>> START Data provided
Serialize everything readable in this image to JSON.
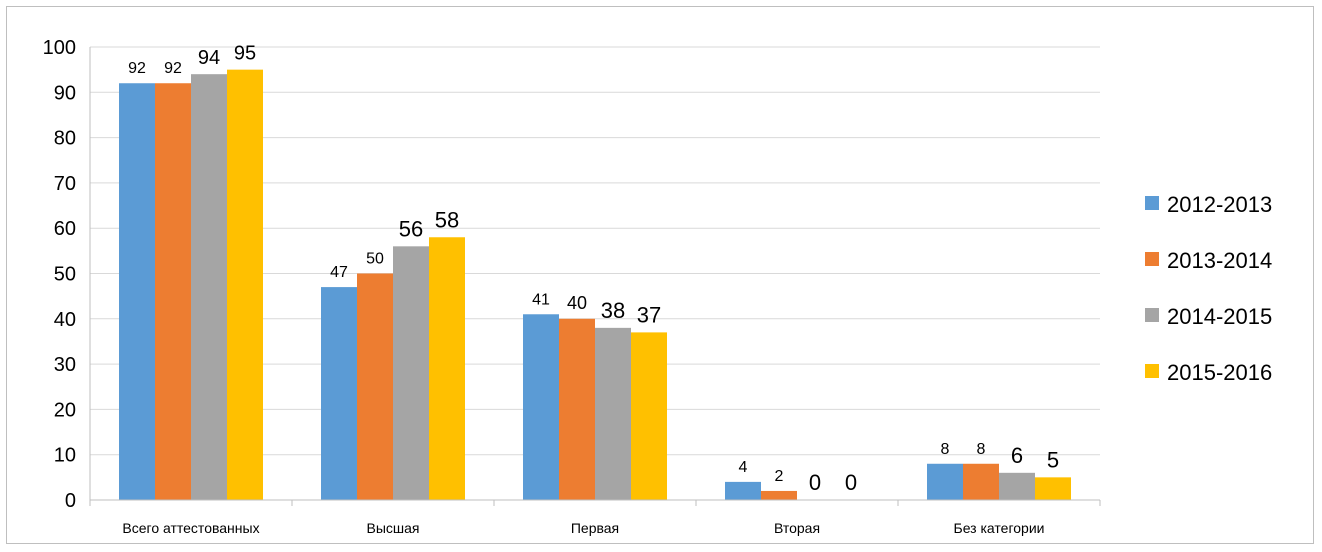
{
  "chart_data": {
    "type": "bar",
    "categories": [
      "Всего аттестованных",
      "Высшая",
      "Первая",
      "Вторая",
      "Без категории"
    ],
    "series": [
      {
        "name": "2012-2013",
        "color": "#5B9BD5",
        "values": [
          92,
          47,
          41,
          4,
          8
        ]
      },
      {
        "name": "2013-2014",
        "color": "#ED7D31",
        "values": [
          92,
          50,
          40,
          2,
          8
        ]
      },
      {
        "name": "2014-2015",
        "color": "#A5A5A5",
        "values": [
          94,
          56,
          38,
          0,
          6
        ]
      },
      {
        "name": "2015-2016",
        "color": "#FFC000",
        "values": [
          95,
          58,
          37,
          0,
          5
        ]
      }
    ],
    "yticks": [
      0,
      10,
      20,
      30,
      40,
      50,
      60,
      70,
      80,
      90,
      100
    ],
    "ylim": [
      0,
      100
    ],
    "grid": true,
    "legend": "right",
    "data_labels": true
  }
}
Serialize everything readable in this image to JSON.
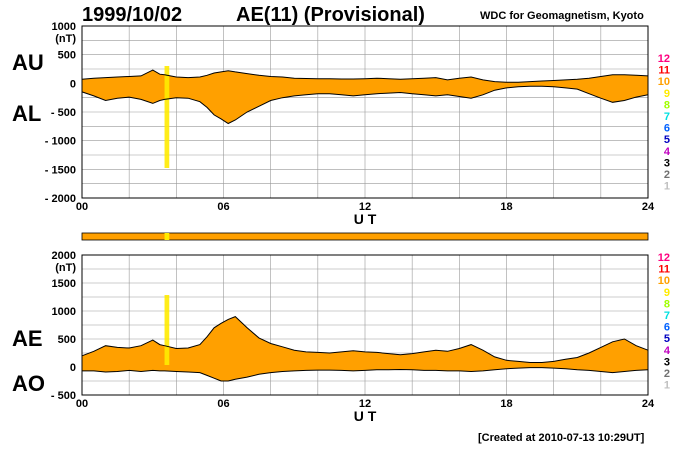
{
  "header": {
    "date": "1999/10/02",
    "title": "AE(11) (Provisional)",
    "org": "WDC for Geomagnetism, Kyoto"
  },
  "footer": "[Created at 2010-07-13 10:29UT]",
  "colors": {
    "fill": "#ffa000",
    "highlight": "#ffeb00",
    "line": "#000000",
    "grid": "#999999"
  },
  "color_scale": [
    {
      "label": "12",
      "color": "#ff0080"
    },
    {
      "label": "11",
      "color": "#ff0000"
    },
    {
      "label": "10",
      "color": "#ffa000"
    },
    {
      "label": "9",
      "color": "#ffeb00"
    },
    {
      "label": "8",
      "color": "#a0ff00"
    },
    {
      "label": "7",
      "color": "#00e0e0"
    },
    {
      "label": "6",
      "color": "#0060ff"
    },
    {
      "label": "5",
      "color": "#0000c0"
    },
    {
      "label": "4",
      "color": "#c000c0"
    },
    {
      "label": "3",
      "color": "#000000"
    },
    {
      "label": "2",
      "color": "#707070"
    },
    {
      "label": "1",
      "color": "#c0c0c0"
    }
  ],
  "chart_data": [
    {
      "type": "area",
      "side_top": "AU",
      "side_bottom": "AL",
      "unit": "(nT)",
      "xlabel": "U T",
      "xlim": [
        0,
        24
      ],
      "xticks": [
        "00",
        "06",
        "12",
        "18",
        "24"
      ],
      "ylim": [
        -2000,
        1000
      ],
      "yticks": [
        "1000",
        "500",
        "0",
        "- 500",
        "- 1000",
        "- 1500",
        "- 2000"
      ],
      "ytick_values": [
        1000,
        500,
        0,
        -500,
        -1000,
        -1500,
        -2000
      ],
      "x": [
        0,
        0.5,
        1,
        1.5,
        2,
        2.5,
        3,
        3.3,
        3.5,
        4,
        4.5,
        5,
        5.3,
        5.6,
        5.9,
        6.2,
        6.5,
        7,
        7.5,
        8,
        8.5,
        9,
        9.5,
        10,
        10.5,
        11,
        11.5,
        12,
        12.5,
        13,
        13.5,
        14,
        14.5,
        15,
        15.5,
        16,
        16.5,
        17,
        17.5,
        18,
        18.5,
        19,
        19.5,
        20,
        20.5,
        21,
        21.5,
        22,
        22.5,
        23,
        23.5,
        24
      ],
      "series": [
        {
          "values": [
            70,
            90,
            100,
            110,
            120,
            130,
            230,
            160,
            150,
            110,
            100,
            110,
            140,
            180,
            200,
            220,
            200,
            170,
            140,
            120,
            110,
            90,
            85,
            80,
            80,
            75,
            75,
            80,
            90,
            80,
            70,
            80,
            90,
            100,
            60,
            90,
            110,
            60,
            30,
            20,
            20,
            30,
            40,
            50,
            60,
            70,
            90,
            120,
            150,
            150,
            140,
            130
          ]
        },
        {
          "values": [
            -150,
            -220,
            -300,
            -260,
            -240,
            -280,
            -350,
            -300,
            -280,
            -250,
            -260,
            -320,
            -420,
            -550,
            -620,
            -700,
            -640,
            -500,
            -400,
            -300,
            -250,
            -220,
            -200,
            -180,
            -180,
            -200,
            -220,
            -200,
            -180,
            -170,
            -160,
            -180,
            -200,
            -220,
            -200,
            -230,
            -260,
            -200,
            -120,
            -80,
            -60,
            -50,
            -50,
            -60,
            -80,
            -100,
            -180,
            -260,
            -330,
            -300,
            -240,
            -200
          ]
        }
      ],
      "highlight_x": [
        3.5,
        3.7
      ]
    },
    {
      "type": "area",
      "side_top": "AE",
      "side_bottom": "AO",
      "unit": "(nT)",
      "xlabel": "U T",
      "xlim": [
        0,
        24
      ],
      "xticks": [
        "00",
        "06",
        "12",
        "18",
        "24"
      ],
      "ylim": [
        -500,
        2000
      ],
      "yticks": [
        "2000",
        "1500",
        "1000",
        "500",
        "0",
        "- 500"
      ],
      "ytick_values": [
        2000,
        1500,
        1000,
        500,
        0,
        -500
      ],
      "x": [
        0,
        0.5,
        1,
        1.5,
        2,
        2.5,
        3,
        3.3,
        3.5,
        4,
        4.5,
        5,
        5.3,
        5.6,
        5.9,
        6.2,
        6.5,
        7,
        7.5,
        8,
        8.5,
        9,
        9.5,
        10,
        10.5,
        11,
        11.5,
        12,
        12.5,
        13,
        13.5,
        14,
        14.5,
        15,
        15.5,
        16,
        16.5,
        17,
        17.5,
        18,
        18.5,
        19,
        19.5,
        20,
        20.5,
        21,
        21.5,
        22,
        22.5,
        23,
        23.5,
        24
      ],
      "series": [
        {
          "values": [
            200,
            280,
            380,
            350,
            340,
            380,
            480,
            400,
            380,
            330,
            340,
            400,
            540,
            700,
            780,
            850,
            900,
            700,
            520,
            420,
            360,
            300,
            270,
            260,
            250,
            270,
            290,
            270,
            260,
            240,
            220,
            240,
            270,
            300,
            280,
            330,
            400,
            300,
            180,
            120,
            100,
            80,
            80,
            100,
            140,
            170,
            250,
            350,
            450,
            500,
            380,
            300
          ]
        },
        {
          "values": [
            -70,
            -70,
            -90,
            -80,
            -60,
            -80,
            -60,
            -70,
            -70,
            -80,
            -90,
            -100,
            -150,
            -200,
            -250,
            -250,
            -220,
            -180,
            -130,
            -100,
            -80,
            -70,
            -60,
            -55,
            -55,
            -60,
            -70,
            -60,
            -50,
            -50,
            -45,
            -50,
            -60,
            -60,
            -70,
            -70,
            -80,
            -70,
            -50,
            -30,
            -20,
            -10,
            -10,
            -20,
            -30,
            -50,
            -60,
            -80,
            -100,
            -80,
            -60,
            -50
          ]
        }
      ],
      "highlight_x": [
        3.5,
        3.7
      ]
    }
  ]
}
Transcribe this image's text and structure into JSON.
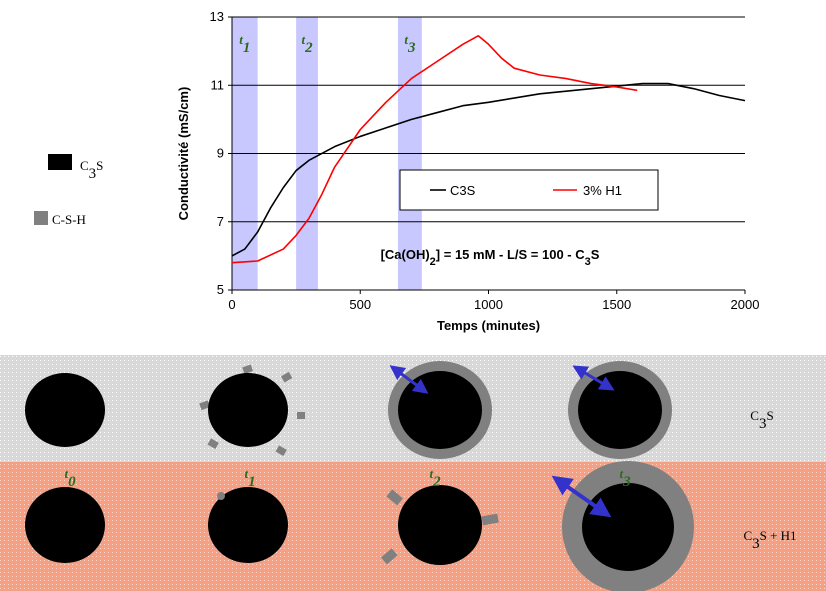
{
  "chart_data": {
    "type": "line",
    "y_label": "Conductivité (mS/cm)",
    "x_label": "Temps (minutes)",
    "xlim": [
      0,
      2000
    ],
    "xticks": [
      0,
      500,
      1000,
      1500,
      2000
    ],
    "ylim": [
      5,
      13
    ],
    "yticks": [
      5,
      7,
      9,
      11,
      13
    ],
    "grid": true,
    "legend_position": "lower right",
    "series": [
      {
        "name": "C3S",
        "color": "#000000",
        "x": [
          0,
          50,
          100,
          150,
          200,
          250,
          300,
          400,
          500,
          600,
          700,
          800,
          900,
          1000,
          1200,
          1400,
          1600,
          1700,
          1800,
          1900,
          2000
        ],
        "values": [
          6.0,
          6.2,
          6.7,
          7.4,
          8.0,
          8.5,
          8.8,
          9.2,
          9.5,
          9.75,
          10.0,
          10.2,
          10.4,
          10.5,
          10.75,
          10.9,
          11.05,
          11.05,
          10.9,
          10.7,
          10.55
        ]
      },
      {
        "name": "3% H1",
        "color": "#ff0000",
        "x": [
          0,
          100,
          200,
          250,
          300,
          350,
          400,
          500,
          600,
          700,
          800,
          900,
          960,
          1000,
          1050,
          1100,
          1200,
          1300,
          1400,
          1500,
          1580
        ],
        "values": [
          5.8,
          5.85,
          6.2,
          6.6,
          7.1,
          7.8,
          8.6,
          9.7,
          10.5,
          11.2,
          11.7,
          12.2,
          12.45,
          12.2,
          11.8,
          11.5,
          11.3,
          11.2,
          11.05,
          10.95,
          10.85
        ]
      }
    ],
    "bands": [
      {
        "label": [
          {
            "text": "t"
          },
          {
            "sub": "1"
          }
        ],
        "start": 0,
        "end": 100,
        "color": "#c8c8ff"
      },
      {
        "label": [
          {
            "text": "t"
          },
          {
            "sub": "2"
          }
        ],
        "start": 250,
        "end": 335,
        "color": "#c8c8ff"
      },
      {
        "label": [
          {
            "text": "t"
          },
          {
            "sub": "3"
          }
        ],
        "start": 647,
        "end": 740,
        "color": "#c8c8ff"
      }
    ],
    "annotation": [
      {
        "text": "[Ca(OH)"
      },
      {
        "sub": "2"
      },
      {
        "text": "] = 15 mM - L/S = 100 - C"
      },
      {
        "sub": "3"
      },
      {
        "text": "S"
      }
    ]
  },
  "legend_left": [
    {
      "label": [
        {
          "text": "C"
        },
        {
          "sub": "3"
        },
        {
          "text": "S"
        }
      ],
      "color": "#000000"
    },
    {
      "label": [
        {
          "text": "C-S-H"
        }
      ],
      "color": "#808080"
    }
  ],
  "diagram": {
    "time_labels": [
      [
        {
          "text": "t"
        },
        {
          "sub": "0"
        }
      ],
      [
        {
          "text": "t"
        },
        {
          "sub": "1"
        }
      ],
      [
        {
          "text": "t"
        },
        {
          "sub": "2"
        }
      ],
      [
        {
          "text": "t"
        },
        {
          "sub": "3"
        }
      ]
    ],
    "rows": [
      {
        "label": [
          {
            "text": "C"
          },
          {
            "sub": "3"
          },
          {
            "text": "S"
          }
        ]
      },
      {
        "label": [
          {
            "text": "C"
          },
          {
            "sub": "3"
          },
          {
            "text": "S + H1"
          }
        ]
      }
    ]
  }
}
>> END Data provided
**Challenge:** Count the lines in the entries above that include the string "type", then give only that figure.

**Correct response:** 4